* **Exercise aim**
Your answer must consist solely of the number of lines that contain the word "weight".

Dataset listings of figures
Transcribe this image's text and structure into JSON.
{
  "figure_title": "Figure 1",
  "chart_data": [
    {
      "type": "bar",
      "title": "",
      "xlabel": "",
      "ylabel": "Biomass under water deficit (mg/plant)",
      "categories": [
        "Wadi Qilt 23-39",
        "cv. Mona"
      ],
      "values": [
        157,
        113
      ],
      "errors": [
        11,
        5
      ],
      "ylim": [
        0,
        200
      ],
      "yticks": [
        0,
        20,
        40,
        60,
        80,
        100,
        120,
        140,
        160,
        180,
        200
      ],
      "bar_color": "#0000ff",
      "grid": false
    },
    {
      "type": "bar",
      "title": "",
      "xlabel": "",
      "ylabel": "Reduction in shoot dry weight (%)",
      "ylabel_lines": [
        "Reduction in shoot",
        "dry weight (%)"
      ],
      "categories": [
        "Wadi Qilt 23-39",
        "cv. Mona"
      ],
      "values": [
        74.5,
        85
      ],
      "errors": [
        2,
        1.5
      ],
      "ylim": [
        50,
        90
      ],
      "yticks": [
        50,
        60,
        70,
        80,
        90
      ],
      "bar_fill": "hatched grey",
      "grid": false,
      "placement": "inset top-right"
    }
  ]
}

* **Correct output**
2